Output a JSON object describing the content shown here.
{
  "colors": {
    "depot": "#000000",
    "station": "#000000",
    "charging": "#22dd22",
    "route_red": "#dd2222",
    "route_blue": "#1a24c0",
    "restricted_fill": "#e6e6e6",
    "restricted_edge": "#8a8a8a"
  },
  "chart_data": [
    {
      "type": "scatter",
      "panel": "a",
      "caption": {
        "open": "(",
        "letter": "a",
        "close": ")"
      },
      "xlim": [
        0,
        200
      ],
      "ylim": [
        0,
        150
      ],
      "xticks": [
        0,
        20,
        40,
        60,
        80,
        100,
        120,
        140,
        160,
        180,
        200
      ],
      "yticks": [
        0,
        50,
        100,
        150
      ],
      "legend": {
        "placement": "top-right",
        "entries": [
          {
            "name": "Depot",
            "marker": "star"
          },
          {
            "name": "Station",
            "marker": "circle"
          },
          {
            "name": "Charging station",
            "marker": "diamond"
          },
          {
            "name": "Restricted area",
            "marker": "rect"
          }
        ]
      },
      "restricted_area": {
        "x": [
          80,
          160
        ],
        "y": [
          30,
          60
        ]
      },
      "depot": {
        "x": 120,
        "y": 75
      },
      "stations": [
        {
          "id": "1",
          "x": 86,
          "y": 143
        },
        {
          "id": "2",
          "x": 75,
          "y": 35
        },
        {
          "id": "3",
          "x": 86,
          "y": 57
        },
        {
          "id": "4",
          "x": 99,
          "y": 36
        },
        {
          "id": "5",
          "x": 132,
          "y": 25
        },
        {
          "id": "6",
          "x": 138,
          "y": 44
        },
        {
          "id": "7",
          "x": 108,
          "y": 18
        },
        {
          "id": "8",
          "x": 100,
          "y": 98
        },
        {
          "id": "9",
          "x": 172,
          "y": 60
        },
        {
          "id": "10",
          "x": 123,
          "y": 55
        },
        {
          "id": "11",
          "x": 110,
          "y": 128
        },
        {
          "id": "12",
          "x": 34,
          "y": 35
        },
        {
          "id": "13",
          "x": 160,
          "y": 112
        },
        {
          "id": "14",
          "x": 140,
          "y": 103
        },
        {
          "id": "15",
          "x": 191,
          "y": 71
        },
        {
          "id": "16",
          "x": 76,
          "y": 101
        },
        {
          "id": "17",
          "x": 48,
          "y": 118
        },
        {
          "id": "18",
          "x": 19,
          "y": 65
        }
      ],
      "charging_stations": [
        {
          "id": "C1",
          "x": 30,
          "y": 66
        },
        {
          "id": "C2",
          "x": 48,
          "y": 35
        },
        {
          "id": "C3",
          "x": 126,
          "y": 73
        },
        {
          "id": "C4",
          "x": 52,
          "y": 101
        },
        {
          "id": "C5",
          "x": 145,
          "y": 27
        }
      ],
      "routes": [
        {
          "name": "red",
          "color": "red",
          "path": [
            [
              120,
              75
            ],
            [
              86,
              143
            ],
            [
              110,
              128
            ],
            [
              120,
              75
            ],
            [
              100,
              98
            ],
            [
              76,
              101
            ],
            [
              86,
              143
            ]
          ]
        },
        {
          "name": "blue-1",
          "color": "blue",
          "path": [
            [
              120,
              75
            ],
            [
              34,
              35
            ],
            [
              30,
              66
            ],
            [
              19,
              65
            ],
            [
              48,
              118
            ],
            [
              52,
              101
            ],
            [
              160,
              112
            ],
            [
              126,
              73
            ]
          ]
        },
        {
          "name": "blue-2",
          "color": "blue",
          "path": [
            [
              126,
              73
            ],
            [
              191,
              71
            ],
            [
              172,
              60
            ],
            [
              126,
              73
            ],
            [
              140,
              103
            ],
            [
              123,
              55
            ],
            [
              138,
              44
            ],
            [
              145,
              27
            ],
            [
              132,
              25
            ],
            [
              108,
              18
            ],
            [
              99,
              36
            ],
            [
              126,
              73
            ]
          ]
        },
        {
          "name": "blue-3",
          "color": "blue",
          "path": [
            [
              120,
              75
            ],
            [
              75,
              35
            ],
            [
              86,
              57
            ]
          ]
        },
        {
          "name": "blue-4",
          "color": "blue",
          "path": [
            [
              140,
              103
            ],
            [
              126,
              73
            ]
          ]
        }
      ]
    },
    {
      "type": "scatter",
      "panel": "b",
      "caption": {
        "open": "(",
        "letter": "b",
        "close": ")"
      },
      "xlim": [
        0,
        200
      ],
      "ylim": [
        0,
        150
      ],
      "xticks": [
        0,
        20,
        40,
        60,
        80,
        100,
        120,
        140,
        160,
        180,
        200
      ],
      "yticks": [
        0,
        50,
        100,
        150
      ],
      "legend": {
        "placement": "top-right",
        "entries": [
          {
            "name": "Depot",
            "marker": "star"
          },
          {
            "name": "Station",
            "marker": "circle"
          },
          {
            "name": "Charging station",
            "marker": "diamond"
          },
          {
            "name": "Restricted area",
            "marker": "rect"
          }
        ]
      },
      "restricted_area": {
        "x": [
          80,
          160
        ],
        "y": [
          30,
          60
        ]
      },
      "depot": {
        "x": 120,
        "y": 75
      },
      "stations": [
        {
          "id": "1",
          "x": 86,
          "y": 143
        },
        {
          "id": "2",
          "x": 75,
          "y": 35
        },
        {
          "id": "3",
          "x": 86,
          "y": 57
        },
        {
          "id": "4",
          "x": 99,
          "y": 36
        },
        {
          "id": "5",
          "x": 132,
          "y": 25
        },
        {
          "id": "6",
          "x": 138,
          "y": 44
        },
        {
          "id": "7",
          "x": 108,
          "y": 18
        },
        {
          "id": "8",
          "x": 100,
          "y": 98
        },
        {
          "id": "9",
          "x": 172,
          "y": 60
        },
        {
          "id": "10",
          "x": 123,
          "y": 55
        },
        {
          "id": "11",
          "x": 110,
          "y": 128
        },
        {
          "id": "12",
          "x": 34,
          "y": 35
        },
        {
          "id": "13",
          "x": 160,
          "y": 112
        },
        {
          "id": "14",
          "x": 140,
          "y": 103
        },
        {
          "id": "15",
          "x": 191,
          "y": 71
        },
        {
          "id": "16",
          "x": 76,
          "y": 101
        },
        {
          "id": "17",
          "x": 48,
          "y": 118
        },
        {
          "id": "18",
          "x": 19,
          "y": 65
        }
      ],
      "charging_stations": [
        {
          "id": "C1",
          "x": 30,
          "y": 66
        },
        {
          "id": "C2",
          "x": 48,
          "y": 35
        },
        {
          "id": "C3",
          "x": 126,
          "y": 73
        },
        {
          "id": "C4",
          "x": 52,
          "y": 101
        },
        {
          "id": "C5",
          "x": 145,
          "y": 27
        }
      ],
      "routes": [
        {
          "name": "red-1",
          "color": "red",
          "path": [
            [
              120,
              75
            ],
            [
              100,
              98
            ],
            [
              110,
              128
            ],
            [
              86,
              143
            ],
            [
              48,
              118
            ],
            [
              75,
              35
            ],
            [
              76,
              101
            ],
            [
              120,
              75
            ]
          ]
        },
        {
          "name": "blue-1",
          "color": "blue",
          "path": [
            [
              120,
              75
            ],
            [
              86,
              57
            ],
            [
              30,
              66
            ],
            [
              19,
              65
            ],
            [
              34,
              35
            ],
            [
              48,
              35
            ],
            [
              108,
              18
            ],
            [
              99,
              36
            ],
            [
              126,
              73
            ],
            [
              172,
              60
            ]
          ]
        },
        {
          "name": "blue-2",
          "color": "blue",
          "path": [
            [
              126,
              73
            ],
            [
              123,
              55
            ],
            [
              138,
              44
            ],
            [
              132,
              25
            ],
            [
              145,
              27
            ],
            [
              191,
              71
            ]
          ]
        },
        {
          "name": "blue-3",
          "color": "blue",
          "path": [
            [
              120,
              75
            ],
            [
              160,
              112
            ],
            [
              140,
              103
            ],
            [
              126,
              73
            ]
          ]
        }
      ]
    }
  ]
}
--------
Your objective: Output every line above without altering anything.

Result:
Output a JSON object describing the content shown here.
{
  "colors": {
    "depot": "#000000",
    "station": "#000000",
    "charging": "#22dd22",
    "route_red": "#dd2222",
    "route_blue": "#1a24c0",
    "restricted_fill": "#e6e6e6",
    "restricted_edge": "#8a8a8a"
  },
  "chart_data": [
    {
      "type": "scatter",
      "panel": "a",
      "caption": {
        "open": "(",
        "letter": "a",
        "close": ")"
      },
      "xlim": [
        0,
        200
      ],
      "ylim": [
        0,
        150
      ],
      "xticks": [
        0,
        20,
        40,
        60,
        80,
        100,
        120,
        140,
        160,
        180,
        200
      ],
      "yticks": [
        0,
        50,
        100,
        150
      ],
      "legend": {
        "placement": "top-right",
        "entries": [
          {
            "name": "Depot",
            "marker": "star"
          },
          {
            "name": "Station",
            "marker": "circle"
          },
          {
            "name": "Charging station",
            "marker": "diamond"
          },
          {
            "name": "Restricted area",
            "marker": "rect"
          }
        ]
      },
      "restricted_area": {
        "x": [
          80,
          160
        ],
        "y": [
          30,
          60
        ]
      },
      "depot": {
        "x": 120,
        "y": 75
      },
      "stations": [
        {
          "id": "1",
          "x": 86,
          "y": 143
        },
        {
          "id": "2",
          "x": 75,
          "y": 35
        },
        {
          "id": "3",
          "x": 86,
          "y": 57
        },
        {
          "id": "4",
          "x": 99,
          "y": 36
        },
        {
          "id": "5",
          "x": 132,
          "y": 25
        },
        {
          "id": "6",
          "x": 138,
          "y": 44
        },
        {
          "id": "7",
          "x": 108,
          "y": 18
        },
        {
          "id": "8",
          "x": 100,
          "y": 98
        },
        {
          "id": "9",
          "x": 172,
          "y": 60
        },
        {
          "id": "10",
          "x": 123,
          "y": 55
        },
        {
          "id": "11",
          "x": 110,
          "y": 128
        },
        {
          "id": "12",
          "x": 34,
          "y": 35
        },
        {
          "id": "13",
          "x": 160,
          "y": 112
        },
        {
          "id": "14",
          "x": 140,
          "y": 103
        },
        {
          "id": "15",
          "x": 191,
          "y": 71
        },
        {
          "id": "16",
          "x": 76,
          "y": 101
        },
        {
          "id": "17",
          "x": 48,
          "y": 118
        },
        {
          "id": "18",
          "x": 19,
          "y": 65
        }
      ],
      "charging_stations": [
        {
          "id": "C1",
          "x": 30,
          "y": 66
        },
        {
          "id": "C2",
          "x": 48,
          "y": 35
        },
        {
          "id": "C3",
          "x": 126,
          "y": 73
        },
        {
          "id": "C4",
          "x": 52,
          "y": 101
        },
        {
          "id": "C5",
          "x": 145,
          "y": 27
        }
      ],
      "routes": [
        {
          "name": "red",
          "color": "red",
          "path": [
            [
              120,
              75
            ],
            [
              86,
              143
            ],
            [
              110,
              128
            ],
            [
              120,
              75
            ],
            [
              100,
              98
            ],
            [
              76,
              101
            ],
            [
              86,
              143
            ]
          ]
        },
        {
          "name": "blue-1",
          "color": "blue",
          "path": [
            [
              120,
              75
            ],
            [
              34,
              35
            ],
            [
              30,
              66
            ],
            [
              19,
              65
            ],
            [
              48,
              118
            ],
            [
              52,
              101
            ],
            [
              160,
              112
            ],
            [
              126,
              73
            ]
          ]
        },
        {
          "name": "blue-2",
          "color": "blue",
          "path": [
            [
              126,
              73
            ],
            [
              191,
              71
            ],
            [
              172,
              60
            ],
            [
              126,
              73
            ],
            [
              140,
              103
            ],
            [
              123,
              55
            ],
            [
              138,
              44
            ],
            [
              145,
              27
            ],
            [
              132,
              25
            ],
            [
              108,
              18
            ],
            [
              99,
              36
            ],
            [
              126,
              73
            ]
          ]
        },
        {
          "name": "blue-3",
          "color": "blue",
          "path": [
            [
              120,
              75
            ],
            [
              75,
              35
            ],
            [
              86,
              57
            ]
          ]
        },
        {
          "name": "blue-4",
          "color": "blue",
          "path": [
            [
              140,
              103
            ],
            [
              126,
              73
            ]
          ]
        }
      ]
    },
    {
      "type": "scatter",
      "panel": "b",
      "caption": {
        "open": "(",
        "letter": "b",
        "close": ")"
      },
      "xlim": [
        0,
        200
      ],
      "ylim": [
        0,
        150
      ],
      "xticks": [
        0,
        20,
        40,
        60,
        80,
        100,
        120,
        140,
        160,
        180,
        200
      ],
      "yticks": [
        0,
        50,
        100,
        150
      ],
      "legend": {
        "placement": "top-right",
        "entries": [
          {
            "name": "Depot",
            "marker": "star"
          },
          {
            "name": "Station",
            "marker": "circle"
          },
          {
            "name": "Charging station",
            "marker": "diamond"
          },
          {
            "name": "Restricted area",
            "marker": "rect"
          }
        ]
      },
      "restricted_area": {
        "x": [
          80,
          160
        ],
        "y": [
          30,
          60
        ]
      },
      "depot": {
        "x": 120,
        "y": 75
      },
      "stations": [
        {
          "id": "1",
          "x": 86,
          "y": 143
        },
        {
          "id": "2",
          "x": 75,
          "y": 35
        },
        {
          "id": "3",
          "x": 86,
          "y": 57
        },
        {
          "id": "4",
          "x": 99,
          "y": 36
        },
        {
          "id": "5",
          "x": 132,
          "y": 25
        },
        {
          "id": "6",
          "x": 138,
          "y": 44
        },
        {
          "id": "7",
          "x": 108,
          "y": 18
        },
        {
          "id": "8",
          "x": 100,
          "y": 98
        },
        {
          "id": "9",
          "x": 172,
          "y": 60
        },
        {
          "id": "10",
          "x": 123,
          "y": 55
        },
        {
          "id": "11",
          "x": 110,
          "y": 128
        },
        {
          "id": "12",
          "x": 34,
          "y": 35
        },
        {
          "id": "13",
          "x": 160,
          "y": 112
        },
        {
          "id": "14",
          "x": 140,
          "y": 103
        },
        {
          "id": "15",
          "x": 191,
          "y": 71
        },
        {
          "id": "16",
          "x": 76,
          "y": 101
        },
        {
          "id": "17",
          "x": 48,
          "y": 118
        },
        {
          "id": "18",
          "x": 19,
          "y": 65
        }
      ],
      "charging_stations": [
        {
          "id": "C1",
          "x": 30,
          "y": 66
        },
        {
          "id": "C2",
          "x": 48,
          "y": 35
        },
        {
          "id": "C3",
          "x": 126,
          "y": 73
        },
        {
          "id": "C4",
          "x": 52,
          "y": 101
        },
        {
          "id": "C5",
          "x": 145,
          "y": 27
        }
      ],
      "routes": [
        {
          "name": "red-1",
          "color": "red",
          "path": [
            [
              120,
              75
            ],
            [
              100,
              98
            ],
            [
              110,
              128
            ],
            [
              86,
              143
            ],
            [
              48,
              118
            ],
            [
              75,
              35
            ],
            [
              76,
              101
            ],
            [
              120,
              75
            ]
          ]
        },
        {
          "name": "blue-1",
          "color": "blue",
          "path": [
            [
              120,
              75
            ],
            [
              86,
              57
            ],
            [
              30,
              66
            ],
            [
              19,
              65
            ],
            [
              34,
              35
            ],
            [
              48,
              35
            ],
            [
              108,
              18
            ],
            [
              99,
              36
            ],
            [
              126,
              73
            ],
            [
              172,
              60
            ]
          ]
        },
        {
          "name": "blue-2",
          "color": "blue",
          "path": [
            [
              126,
              73
            ],
            [
              123,
              55
            ],
            [
              138,
              44
            ],
            [
              132,
              25
            ],
            [
              145,
              27
            ],
            [
              191,
              71
            ]
          ]
        },
        {
          "name": "blue-3",
          "color": "blue",
          "path": [
            [
              120,
              75
            ],
            [
              160,
              112
            ],
            [
              140,
              103
            ],
            [
              126,
              73
            ]
          ]
        }
      ]
    }
  ]
}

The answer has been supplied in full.